## Data extract
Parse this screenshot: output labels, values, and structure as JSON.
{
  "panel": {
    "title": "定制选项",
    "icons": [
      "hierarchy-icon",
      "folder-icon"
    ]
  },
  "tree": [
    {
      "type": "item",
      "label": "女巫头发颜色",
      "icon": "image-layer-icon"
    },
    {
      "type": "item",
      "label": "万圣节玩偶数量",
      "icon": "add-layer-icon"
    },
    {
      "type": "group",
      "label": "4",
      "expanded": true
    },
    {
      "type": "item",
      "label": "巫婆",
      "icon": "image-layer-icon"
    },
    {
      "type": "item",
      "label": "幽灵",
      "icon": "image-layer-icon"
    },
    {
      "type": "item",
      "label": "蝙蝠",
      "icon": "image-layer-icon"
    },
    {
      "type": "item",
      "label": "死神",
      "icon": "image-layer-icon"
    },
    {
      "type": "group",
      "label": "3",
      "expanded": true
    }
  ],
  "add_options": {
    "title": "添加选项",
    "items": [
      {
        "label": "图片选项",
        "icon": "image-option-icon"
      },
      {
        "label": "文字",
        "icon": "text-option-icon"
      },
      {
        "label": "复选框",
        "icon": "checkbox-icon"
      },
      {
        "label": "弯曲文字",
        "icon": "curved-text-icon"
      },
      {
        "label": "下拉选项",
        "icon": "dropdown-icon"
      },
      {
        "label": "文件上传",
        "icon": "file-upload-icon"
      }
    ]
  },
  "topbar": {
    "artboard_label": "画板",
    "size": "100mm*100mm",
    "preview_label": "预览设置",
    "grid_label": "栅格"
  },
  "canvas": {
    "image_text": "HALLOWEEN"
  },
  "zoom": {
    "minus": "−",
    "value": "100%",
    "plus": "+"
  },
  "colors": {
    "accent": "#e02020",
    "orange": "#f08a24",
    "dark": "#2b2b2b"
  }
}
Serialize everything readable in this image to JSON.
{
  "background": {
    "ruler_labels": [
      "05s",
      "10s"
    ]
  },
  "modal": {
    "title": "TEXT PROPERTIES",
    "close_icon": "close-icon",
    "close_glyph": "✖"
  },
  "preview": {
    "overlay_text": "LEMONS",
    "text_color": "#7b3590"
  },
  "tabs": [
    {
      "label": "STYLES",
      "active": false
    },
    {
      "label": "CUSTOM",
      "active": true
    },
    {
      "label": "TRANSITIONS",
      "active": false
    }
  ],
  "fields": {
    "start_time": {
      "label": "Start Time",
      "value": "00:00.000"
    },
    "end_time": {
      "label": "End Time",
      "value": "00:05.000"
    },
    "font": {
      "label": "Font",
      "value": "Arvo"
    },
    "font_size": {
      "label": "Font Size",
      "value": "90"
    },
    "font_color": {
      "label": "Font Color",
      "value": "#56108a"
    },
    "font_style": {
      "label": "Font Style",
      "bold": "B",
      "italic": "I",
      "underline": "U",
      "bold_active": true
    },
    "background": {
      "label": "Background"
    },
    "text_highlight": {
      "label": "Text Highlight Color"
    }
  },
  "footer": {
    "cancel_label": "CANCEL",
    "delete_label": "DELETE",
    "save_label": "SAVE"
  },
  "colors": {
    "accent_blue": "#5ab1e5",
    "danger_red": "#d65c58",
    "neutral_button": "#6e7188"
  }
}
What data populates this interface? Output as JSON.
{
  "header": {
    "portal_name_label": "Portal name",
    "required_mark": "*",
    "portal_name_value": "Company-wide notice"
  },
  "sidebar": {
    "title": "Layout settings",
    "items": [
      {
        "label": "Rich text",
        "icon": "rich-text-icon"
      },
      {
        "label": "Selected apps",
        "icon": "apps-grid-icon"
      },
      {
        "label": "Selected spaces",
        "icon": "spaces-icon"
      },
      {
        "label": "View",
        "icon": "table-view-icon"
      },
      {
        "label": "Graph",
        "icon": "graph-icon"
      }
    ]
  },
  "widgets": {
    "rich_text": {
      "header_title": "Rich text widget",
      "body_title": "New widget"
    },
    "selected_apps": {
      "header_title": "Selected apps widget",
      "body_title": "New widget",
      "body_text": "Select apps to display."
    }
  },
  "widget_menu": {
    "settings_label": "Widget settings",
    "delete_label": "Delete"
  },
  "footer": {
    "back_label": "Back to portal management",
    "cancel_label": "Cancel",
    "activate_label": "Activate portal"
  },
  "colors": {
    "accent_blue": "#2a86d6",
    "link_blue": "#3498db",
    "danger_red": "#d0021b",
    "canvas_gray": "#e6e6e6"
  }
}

## To do
Copy all the records above precisely.

## Exercise answer
Parse this screenshot: output labels, values, and structure as JSON.
{
  "panel": {
    "title": "定制选项",
    "icons": [
      "hierarchy-icon",
      "folder-icon"
    ]
  },
  "tree": [
    {
      "type": "item",
      "label": "女巫头发颜色",
      "icon": "image-layer-icon"
    },
    {
      "type": "item",
      "label": "万圣节玩偶数量",
      "icon": "add-layer-icon"
    },
    {
      "type": "group",
      "label": "4",
      "expanded": true
    },
    {
      "type": "item",
      "label": "巫婆",
      "icon": "image-layer-icon"
    },
    {
      "type": "item",
      "label": "幽灵",
      "icon": "image-layer-icon"
    },
    {
      "type": "item",
      "label": "蝙蝠",
      "icon": "image-layer-icon"
    },
    {
      "type": "item",
      "label": "死神",
      "icon": "image-layer-icon"
    },
    {
      "type": "group",
      "label": "3",
      "expanded": true
    }
  ],
  "add_options": {
    "title": "添加选项",
    "items": [
      {
        "label": "图片选项",
        "icon": "image-option-icon"
      },
      {
        "label": "文字",
        "icon": "text-option-icon"
      },
      {
        "label": "复选框",
        "icon": "checkbox-icon"
      },
      {
        "label": "弯曲文字",
        "icon": "curved-text-icon"
      },
      {
        "label": "下拉选项",
        "icon": "dropdown-icon"
      },
      {
        "label": "文件上传",
        "icon": "file-upload-icon"
      }
    ]
  },
  "topbar": {
    "artboard_label": "画板",
    "size": "100mm*100mm",
    "preview_label": "预览设置",
    "grid_label": "栅格"
  },
  "canvas": {
    "image_text": "HALLOWEEN"
  },
  "zoom": {
    "minus": "−",
    "value": "100%",
    "plus": "+"
  },
  "colors": {
    "accent": "#e02020",
    "orange": "#f08a24",
    "dark": "#2b2b2b"
  }
}
Serialize everything readable in this image to JSON.
{
  "background": {
    "ruler_labels": [
      "05s",
      "10s"
    ]
  },
  "modal": {
    "title": "TEXT PROPERTIES",
    "close_icon": "close-icon",
    "close_glyph": "✖"
  },
  "preview": {
    "overlay_text": "LEMONS",
    "text_color": "#7b3590"
  },
  "tabs": [
    {
      "label": "STYLES",
      "active": false
    },
    {
      "label": "CUSTOM",
      "active": true
    },
    {
      "label": "TRANSITIONS",
      "active": false
    }
  ],
  "fields": {
    "start_time": {
      "label": "Start Time",
      "value": "00:00.000"
    },
    "end_time": {
      "label": "End Time",
      "value": "00:05.000"
    },
    "font": {
      "label": "Font",
      "value": "Arvo"
    },
    "font_size": {
      "label": "Font Size",
      "value": "90"
    },
    "font_color": {
      "label": "Font Color",
      "value": "#56108a"
    },
    "font_style": {
      "label": "Font Style",
      "bold": "B",
      "italic": "I",
      "underline": "U",
      "bold_active": true
    },
    "background": {
      "label": "Background"
    },
    "text_highlight": {
      "label": "Text Highlight Color"
    }
  },
  "footer": {
    "cancel_label": "CANCEL",
    "delete_label": "DELETE",
    "save_label": "SAVE"
  },
  "colors": {
    "accent_blue": "#5ab1e5",
    "danger_red": "#d65c58",
    "neutral_button": "#6e7188"
  }
}
What data populates this interface? Output as JSON.
{
  "header": {
    "portal_name_label": "Portal name",
    "required_mark": "*",
    "portal_name_value": "Company-wide notice"
  },
  "sidebar": {
    "title": "Layout settings",
    "items": [
      {
        "label": "Rich text",
        "icon": "rich-text-icon"
      },
      {
        "label": "Selected apps",
        "icon": "apps-grid-icon"
      },
      {
        "label": "Selected spaces",
        "icon": "spaces-icon"
      },
      {
        "label": "View",
        "icon": "table-view-icon"
      },
      {
        "label": "Graph",
        "icon": "graph-icon"
      }
    ]
  },
  "widgets": {
    "rich_text": {
      "header_title": "Rich text widget",
      "body_title": "New widget"
    },
    "selected_apps": {
      "header_title": "Selected apps widget",
      "body_title": "New widget",
      "body_text": "Select apps to display."
    }
  },
  "widget_menu": {
    "settings_label": "Widget settings",
    "delete_label": "Delete"
  },
  "footer": {
    "back_label": "Back to portal management",
    "cancel_label": "Cancel",
    "activate_label": "Activate portal"
  },
  "colors": {
    "accent_blue": "#2a86d6",
    "link_blue": "#3498db",
    "danger_red": "#d0021b",
    "canvas_gray": "#e6e6e6"
  }
}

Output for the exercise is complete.